>> Start Data shown

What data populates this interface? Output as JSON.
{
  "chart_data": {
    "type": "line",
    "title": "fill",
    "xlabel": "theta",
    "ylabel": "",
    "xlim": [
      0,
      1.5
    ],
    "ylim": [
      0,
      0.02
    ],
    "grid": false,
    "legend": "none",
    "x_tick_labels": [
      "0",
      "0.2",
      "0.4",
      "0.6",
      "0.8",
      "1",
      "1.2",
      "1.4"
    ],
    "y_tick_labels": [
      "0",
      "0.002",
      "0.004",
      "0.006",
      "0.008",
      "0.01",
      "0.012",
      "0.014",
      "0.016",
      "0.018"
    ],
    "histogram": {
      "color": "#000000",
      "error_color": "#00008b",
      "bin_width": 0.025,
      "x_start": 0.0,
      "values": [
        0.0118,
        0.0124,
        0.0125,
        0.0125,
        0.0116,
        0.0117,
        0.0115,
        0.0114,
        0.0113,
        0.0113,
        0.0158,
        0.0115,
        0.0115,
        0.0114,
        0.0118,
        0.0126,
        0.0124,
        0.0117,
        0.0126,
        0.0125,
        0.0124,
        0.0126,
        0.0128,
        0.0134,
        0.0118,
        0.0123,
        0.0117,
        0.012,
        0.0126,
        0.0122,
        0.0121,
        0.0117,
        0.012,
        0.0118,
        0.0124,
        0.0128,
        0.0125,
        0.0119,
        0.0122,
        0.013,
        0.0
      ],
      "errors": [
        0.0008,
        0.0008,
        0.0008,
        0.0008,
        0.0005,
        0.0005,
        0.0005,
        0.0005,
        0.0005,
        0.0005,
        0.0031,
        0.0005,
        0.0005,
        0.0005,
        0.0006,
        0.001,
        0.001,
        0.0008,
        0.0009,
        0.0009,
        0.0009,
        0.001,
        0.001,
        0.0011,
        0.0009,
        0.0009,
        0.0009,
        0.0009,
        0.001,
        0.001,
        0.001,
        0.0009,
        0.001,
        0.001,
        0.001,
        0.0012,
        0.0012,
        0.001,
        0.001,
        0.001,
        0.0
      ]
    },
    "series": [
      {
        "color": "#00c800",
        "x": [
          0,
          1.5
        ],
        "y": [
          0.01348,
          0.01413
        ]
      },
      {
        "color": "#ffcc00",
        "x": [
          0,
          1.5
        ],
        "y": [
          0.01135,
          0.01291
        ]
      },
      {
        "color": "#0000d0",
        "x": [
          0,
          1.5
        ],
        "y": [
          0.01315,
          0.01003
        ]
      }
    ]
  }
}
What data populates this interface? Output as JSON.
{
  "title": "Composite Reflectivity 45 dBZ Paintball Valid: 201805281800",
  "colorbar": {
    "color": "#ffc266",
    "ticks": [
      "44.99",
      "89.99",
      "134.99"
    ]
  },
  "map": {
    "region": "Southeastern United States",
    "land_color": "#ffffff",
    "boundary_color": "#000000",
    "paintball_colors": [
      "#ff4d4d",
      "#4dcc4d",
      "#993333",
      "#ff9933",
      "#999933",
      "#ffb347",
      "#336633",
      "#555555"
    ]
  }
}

>> End Data shown

● Work to do
Would you reproduce all the entries exactly?

● Response to the task
What data populates this interface? Output as JSON.
{
  "chart_data": {
    "type": "line",
    "title": "fill",
    "xlabel": "theta",
    "ylabel": "",
    "xlim": [
      0,
      1.5
    ],
    "ylim": [
      0,
      0.02
    ],
    "grid": false,
    "legend": "none",
    "x_tick_labels": [
      "0",
      "0.2",
      "0.4",
      "0.6",
      "0.8",
      "1",
      "1.2",
      "1.4"
    ],
    "y_tick_labels": [
      "0",
      "0.002",
      "0.004",
      "0.006",
      "0.008",
      "0.01",
      "0.012",
      "0.014",
      "0.016",
      "0.018"
    ],
    "histogram": {
      "color": "#000000",
      "error_color": "#00008b",
      "bin_width": 0.025,
      "x_start": 0.0,
      "values": [
        0.0118,
        0.0124,
        0.0125,
        0.0125,
        0.0116,
        0.0117,
        0.0115,
        0.0114,
        0.0113,
        0.0113,
        0.0158,
        0.0115,
        0.0115,
        0.0114,
        0.0118,
        0.0126,
        0.0124,
        0.0117,
        0.0126,
        0.0125,
        0.0124,
        0.0126,
        0.0128,
        0.0134,
        0.0118,
        0.0123,
        0.0117,
        0.012,
        0.0126,
        0.0122,
        0.0121,
        0.0117,
        0.012,
        0.0118,
        0.0124,
        0.0128,
        0.0125,
        0.0119,
        0.0122,
        0.013,
        0.0
      ],
      "errors": [
        0.0008,
        0.0008,
        0.0008,
        0.0008,
        0.0005,
        0.0005,
        0.0005,
        0.0005,
        0.0005,
        0.0005,
        0.0031,
        0.0005,
        0.0005,
        0.0005,
        0.0006,
        0.001,
        0.001,
        0.0008,
        0.0009,
        0.0009,
        0.0009,
        0.001,
        0.001,
        0.0011,
        0.0009,
        0.0009,
        0.0009,
        0.0009,
        0.001,
        0.001,
        0.001,
        0.0009,
        0.001,
        0.001,
        0.001,
        0.0012,
        0.0012,
        0.001,
        0.001,
        0.001,
        0.0
      ]
    },
    "series": [
      {
        "color": "#00c800",
        "x": [
          0,
          1.5
        ],
        "y": [
          0.01348,
          0.01413
        ]
      },
      {
        "color": "#ffcc00",
        "x": [
          0,
          1.5
        ],
        "y": [
          0.01135,
          0.01291
        ]
      },
      {
        "color": "#0000d0",
        "x": [
          0,
          1.5
        ],
        "y": [
          0.01315,
          0.01003
        ]
      }
    ]
  }
}
What data populates this interface? Output as JSON.
{
  "title": "Composite Reflectivity 45 dBZ Paintball Valid: 201805281800",
  "colorbar": {
    "color": "#ffc266",
    "ticks": [
      "44.99",
      "89.99",
      "134.99"
    ]
  },
  "map": {
    "region": "Southeastern United States",
    "land_color": "#ffffff",
    "boundary_color": "#000000",
    "paintball_colors": [
      "#ff4d4d",
      "#4dcc4d",
      "#993333",
      "#ff9933",
      "#999933",
      "#ffb347",
      "#336633",
      "#555555"
    ]
  }
}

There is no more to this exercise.